* EXERCISE INSTRUCTIONS
Count lines, not occurrences: give the number of lines holding the word "Extract", and nothing besides.

Figure record listings:
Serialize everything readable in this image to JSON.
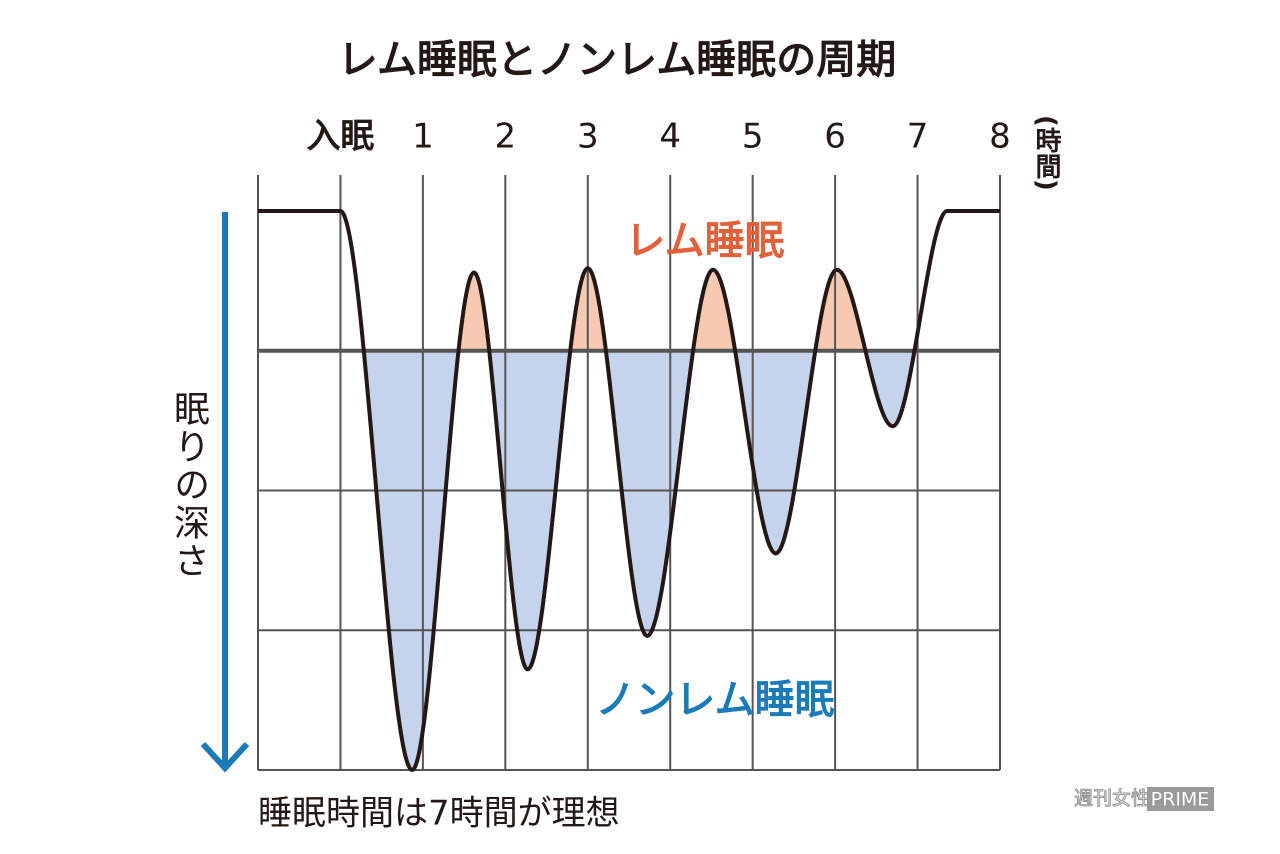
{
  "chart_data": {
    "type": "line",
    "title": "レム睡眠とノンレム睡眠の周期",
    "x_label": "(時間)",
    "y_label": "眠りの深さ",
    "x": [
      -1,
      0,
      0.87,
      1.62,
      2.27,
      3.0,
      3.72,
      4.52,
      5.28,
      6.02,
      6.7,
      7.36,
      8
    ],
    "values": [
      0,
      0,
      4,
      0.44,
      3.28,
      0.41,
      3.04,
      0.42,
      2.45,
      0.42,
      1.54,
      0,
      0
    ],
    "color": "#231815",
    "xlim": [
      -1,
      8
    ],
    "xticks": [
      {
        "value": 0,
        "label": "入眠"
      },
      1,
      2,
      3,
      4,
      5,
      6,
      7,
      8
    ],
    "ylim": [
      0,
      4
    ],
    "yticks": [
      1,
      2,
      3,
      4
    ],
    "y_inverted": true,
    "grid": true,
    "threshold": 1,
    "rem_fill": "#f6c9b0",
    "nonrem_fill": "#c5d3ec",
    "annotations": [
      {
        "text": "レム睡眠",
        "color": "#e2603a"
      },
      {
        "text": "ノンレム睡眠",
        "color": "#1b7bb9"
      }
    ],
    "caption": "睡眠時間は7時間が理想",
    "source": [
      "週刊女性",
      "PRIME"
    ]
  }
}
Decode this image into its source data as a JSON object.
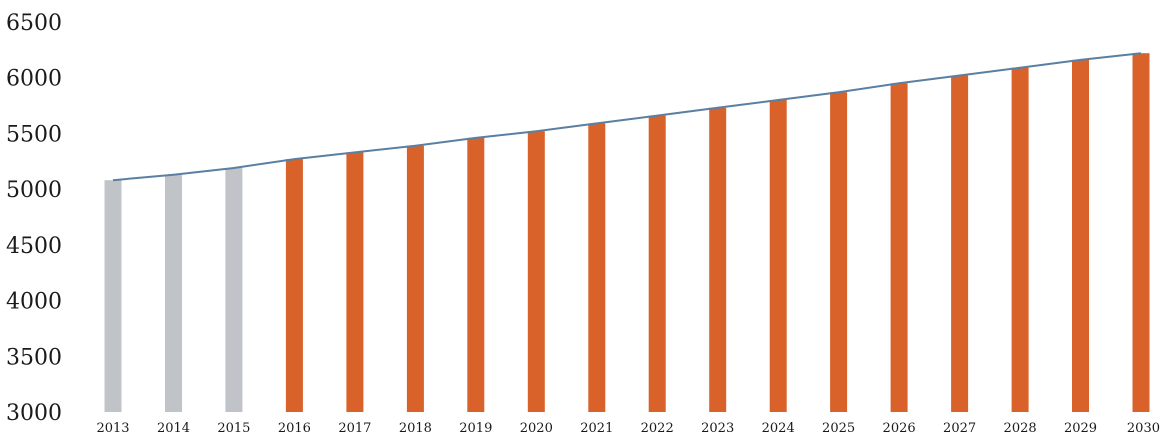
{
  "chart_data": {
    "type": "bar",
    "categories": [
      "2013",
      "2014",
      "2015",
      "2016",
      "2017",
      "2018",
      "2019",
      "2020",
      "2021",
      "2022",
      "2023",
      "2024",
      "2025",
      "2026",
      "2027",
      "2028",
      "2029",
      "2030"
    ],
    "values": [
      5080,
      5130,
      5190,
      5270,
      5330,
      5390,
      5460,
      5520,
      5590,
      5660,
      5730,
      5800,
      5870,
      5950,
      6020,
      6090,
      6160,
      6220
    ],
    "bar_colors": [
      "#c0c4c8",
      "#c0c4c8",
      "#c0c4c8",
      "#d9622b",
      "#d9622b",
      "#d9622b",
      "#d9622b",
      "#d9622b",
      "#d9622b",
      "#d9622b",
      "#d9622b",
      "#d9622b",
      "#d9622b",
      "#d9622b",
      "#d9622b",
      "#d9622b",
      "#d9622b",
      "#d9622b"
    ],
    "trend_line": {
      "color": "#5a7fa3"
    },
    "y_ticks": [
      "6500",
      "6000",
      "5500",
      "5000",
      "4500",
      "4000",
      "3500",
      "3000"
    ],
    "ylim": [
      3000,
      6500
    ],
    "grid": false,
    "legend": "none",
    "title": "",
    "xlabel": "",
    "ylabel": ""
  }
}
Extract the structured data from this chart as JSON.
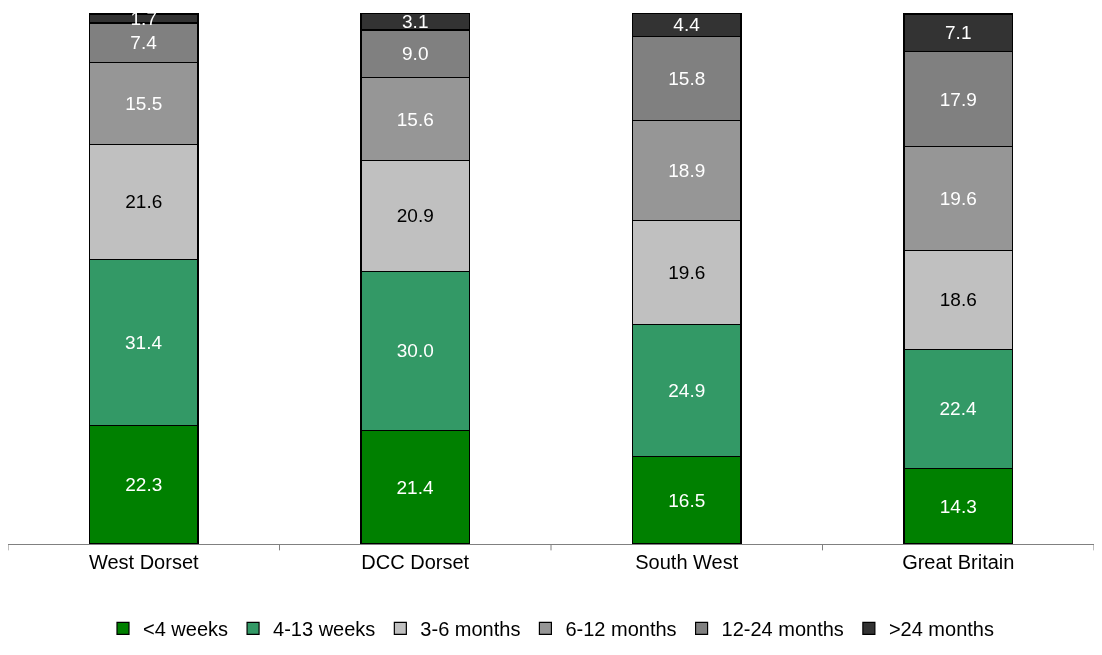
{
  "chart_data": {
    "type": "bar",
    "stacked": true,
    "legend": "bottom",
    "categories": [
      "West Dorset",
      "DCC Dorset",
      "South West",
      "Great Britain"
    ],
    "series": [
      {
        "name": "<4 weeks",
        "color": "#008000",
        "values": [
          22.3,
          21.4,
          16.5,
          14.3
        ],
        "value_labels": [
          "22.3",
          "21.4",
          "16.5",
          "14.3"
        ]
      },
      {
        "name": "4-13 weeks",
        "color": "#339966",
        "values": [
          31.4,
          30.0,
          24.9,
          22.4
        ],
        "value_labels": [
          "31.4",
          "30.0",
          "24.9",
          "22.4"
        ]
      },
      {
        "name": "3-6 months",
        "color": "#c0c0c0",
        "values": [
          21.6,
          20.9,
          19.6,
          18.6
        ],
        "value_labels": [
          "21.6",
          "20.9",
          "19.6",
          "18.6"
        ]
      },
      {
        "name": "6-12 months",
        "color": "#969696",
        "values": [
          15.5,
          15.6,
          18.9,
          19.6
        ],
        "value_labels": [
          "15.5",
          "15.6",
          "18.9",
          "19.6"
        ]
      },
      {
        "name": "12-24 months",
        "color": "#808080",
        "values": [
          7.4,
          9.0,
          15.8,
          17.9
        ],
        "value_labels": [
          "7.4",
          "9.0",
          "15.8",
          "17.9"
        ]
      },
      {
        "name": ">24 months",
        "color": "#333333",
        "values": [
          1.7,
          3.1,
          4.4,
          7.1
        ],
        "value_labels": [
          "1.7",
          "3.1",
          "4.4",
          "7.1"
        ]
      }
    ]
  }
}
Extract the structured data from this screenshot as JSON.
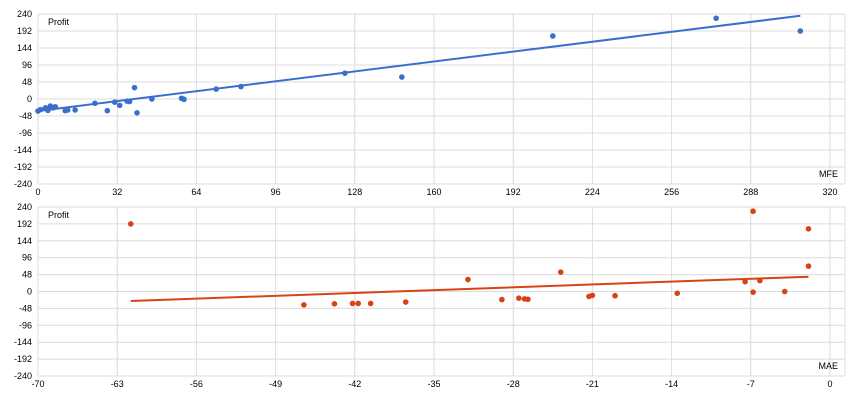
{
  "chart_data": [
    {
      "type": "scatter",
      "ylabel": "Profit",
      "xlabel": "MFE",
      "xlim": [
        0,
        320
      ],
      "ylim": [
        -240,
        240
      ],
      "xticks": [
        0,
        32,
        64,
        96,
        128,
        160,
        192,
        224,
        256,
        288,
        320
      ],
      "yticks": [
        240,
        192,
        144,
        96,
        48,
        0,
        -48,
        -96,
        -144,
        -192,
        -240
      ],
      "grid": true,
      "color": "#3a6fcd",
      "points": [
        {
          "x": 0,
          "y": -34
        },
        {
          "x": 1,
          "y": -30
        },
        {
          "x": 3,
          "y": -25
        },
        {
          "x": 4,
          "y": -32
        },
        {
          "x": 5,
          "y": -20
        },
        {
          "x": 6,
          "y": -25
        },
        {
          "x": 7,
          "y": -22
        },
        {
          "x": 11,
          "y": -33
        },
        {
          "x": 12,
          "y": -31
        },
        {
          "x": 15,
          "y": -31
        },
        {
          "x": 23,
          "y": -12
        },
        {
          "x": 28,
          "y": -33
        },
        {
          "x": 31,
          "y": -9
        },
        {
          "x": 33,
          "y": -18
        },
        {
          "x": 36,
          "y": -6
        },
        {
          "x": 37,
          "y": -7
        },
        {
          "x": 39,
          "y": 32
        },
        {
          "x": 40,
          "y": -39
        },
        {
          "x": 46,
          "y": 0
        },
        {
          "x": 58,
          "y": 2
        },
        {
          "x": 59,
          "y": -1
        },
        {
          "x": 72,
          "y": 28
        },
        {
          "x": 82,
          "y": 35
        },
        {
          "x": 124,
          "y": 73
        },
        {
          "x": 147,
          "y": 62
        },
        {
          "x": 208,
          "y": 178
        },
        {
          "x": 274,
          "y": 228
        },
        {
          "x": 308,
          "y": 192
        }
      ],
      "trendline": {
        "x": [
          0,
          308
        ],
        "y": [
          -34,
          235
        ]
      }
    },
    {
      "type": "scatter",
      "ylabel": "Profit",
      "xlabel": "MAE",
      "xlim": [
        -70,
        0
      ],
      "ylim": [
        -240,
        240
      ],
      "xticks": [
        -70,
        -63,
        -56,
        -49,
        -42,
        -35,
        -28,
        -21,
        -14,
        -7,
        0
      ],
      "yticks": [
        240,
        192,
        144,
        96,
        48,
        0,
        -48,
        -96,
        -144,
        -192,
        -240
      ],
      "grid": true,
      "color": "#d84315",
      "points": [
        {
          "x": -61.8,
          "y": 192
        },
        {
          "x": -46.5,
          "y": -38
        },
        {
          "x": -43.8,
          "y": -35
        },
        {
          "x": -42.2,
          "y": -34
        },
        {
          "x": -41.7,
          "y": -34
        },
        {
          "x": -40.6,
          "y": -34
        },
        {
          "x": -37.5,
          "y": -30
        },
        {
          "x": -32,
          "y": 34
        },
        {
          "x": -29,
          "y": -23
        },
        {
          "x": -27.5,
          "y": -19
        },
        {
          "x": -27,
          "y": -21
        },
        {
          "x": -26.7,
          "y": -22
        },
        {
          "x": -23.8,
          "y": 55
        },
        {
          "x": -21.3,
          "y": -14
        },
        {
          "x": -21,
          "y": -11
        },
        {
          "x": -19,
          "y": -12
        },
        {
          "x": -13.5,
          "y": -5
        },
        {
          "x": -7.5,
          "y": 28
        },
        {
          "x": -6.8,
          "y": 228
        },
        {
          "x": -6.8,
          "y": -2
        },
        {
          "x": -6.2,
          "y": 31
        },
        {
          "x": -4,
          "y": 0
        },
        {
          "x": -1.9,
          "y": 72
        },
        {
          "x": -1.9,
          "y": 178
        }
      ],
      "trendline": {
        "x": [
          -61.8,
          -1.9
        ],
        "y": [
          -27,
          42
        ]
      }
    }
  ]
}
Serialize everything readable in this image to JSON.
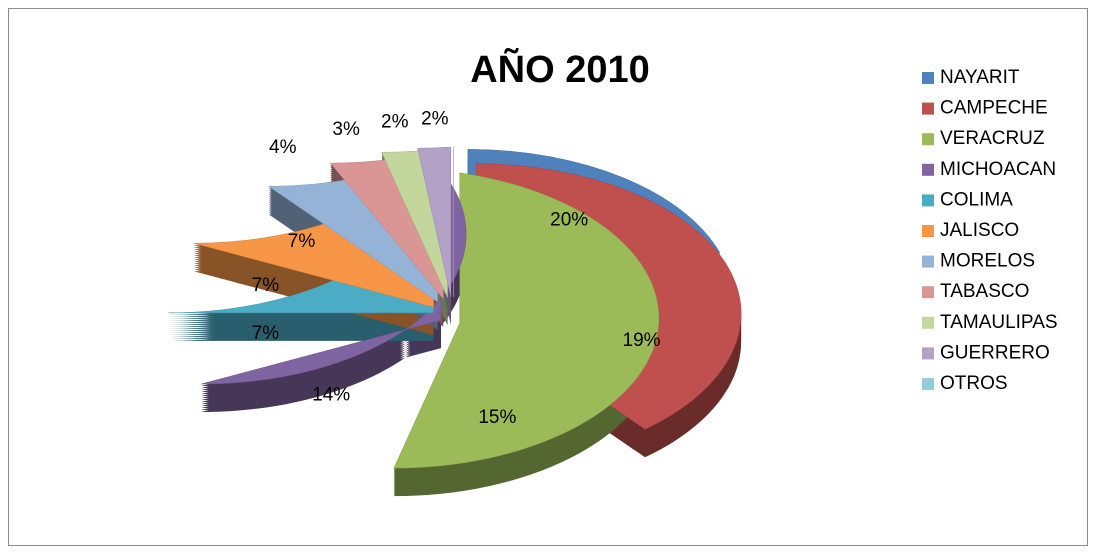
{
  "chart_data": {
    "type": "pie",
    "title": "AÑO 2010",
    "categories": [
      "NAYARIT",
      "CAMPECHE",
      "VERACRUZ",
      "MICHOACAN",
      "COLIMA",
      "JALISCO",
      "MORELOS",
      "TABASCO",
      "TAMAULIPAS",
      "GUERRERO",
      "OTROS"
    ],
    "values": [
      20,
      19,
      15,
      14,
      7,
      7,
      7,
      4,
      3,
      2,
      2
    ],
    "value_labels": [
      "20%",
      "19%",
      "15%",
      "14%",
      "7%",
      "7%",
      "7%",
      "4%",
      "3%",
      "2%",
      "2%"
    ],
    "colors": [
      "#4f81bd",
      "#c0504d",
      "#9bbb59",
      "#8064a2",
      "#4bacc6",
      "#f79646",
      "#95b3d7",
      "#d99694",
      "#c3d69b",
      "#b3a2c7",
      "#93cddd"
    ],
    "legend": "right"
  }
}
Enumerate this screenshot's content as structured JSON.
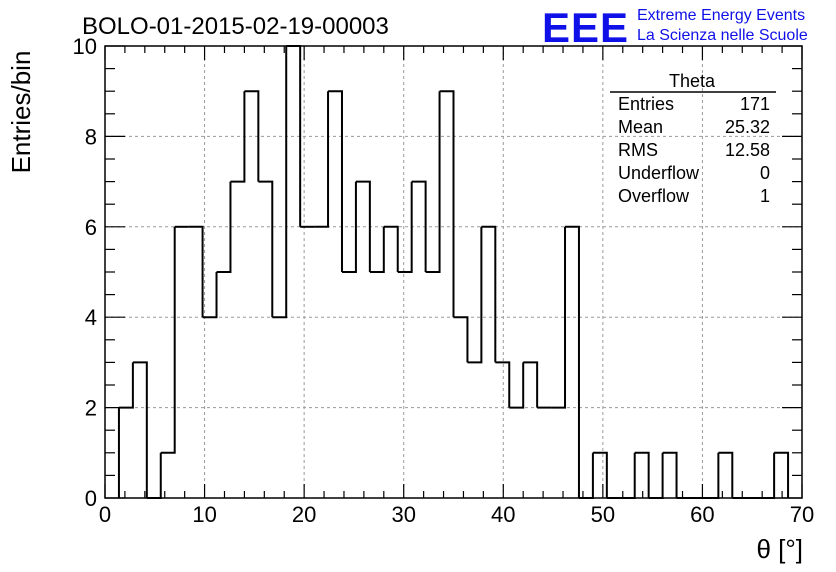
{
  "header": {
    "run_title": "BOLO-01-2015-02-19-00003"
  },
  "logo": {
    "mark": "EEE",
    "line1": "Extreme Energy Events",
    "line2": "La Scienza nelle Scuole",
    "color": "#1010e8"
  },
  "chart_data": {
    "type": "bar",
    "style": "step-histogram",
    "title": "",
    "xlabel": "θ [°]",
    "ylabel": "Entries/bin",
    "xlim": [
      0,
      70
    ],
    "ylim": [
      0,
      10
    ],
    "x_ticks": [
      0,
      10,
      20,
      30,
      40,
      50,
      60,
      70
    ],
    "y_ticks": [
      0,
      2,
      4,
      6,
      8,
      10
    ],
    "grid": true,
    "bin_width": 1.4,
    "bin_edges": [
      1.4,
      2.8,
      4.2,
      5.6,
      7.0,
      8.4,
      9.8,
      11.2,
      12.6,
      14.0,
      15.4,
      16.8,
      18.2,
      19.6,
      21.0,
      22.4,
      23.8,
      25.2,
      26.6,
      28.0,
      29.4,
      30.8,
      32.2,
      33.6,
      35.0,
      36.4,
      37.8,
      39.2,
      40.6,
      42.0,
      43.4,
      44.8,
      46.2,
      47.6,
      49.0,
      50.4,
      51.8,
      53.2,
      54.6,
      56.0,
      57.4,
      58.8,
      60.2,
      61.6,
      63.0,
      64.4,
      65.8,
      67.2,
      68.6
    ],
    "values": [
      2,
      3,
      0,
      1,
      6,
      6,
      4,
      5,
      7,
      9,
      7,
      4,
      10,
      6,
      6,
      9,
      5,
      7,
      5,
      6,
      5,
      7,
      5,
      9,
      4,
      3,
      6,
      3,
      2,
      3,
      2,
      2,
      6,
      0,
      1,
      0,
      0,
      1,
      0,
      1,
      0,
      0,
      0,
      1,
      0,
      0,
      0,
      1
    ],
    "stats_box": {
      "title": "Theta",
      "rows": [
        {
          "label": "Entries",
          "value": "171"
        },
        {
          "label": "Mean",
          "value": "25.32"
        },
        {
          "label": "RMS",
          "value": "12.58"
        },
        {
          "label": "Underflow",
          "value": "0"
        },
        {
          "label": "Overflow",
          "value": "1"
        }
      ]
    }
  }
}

* CORRECT OUTPUT
2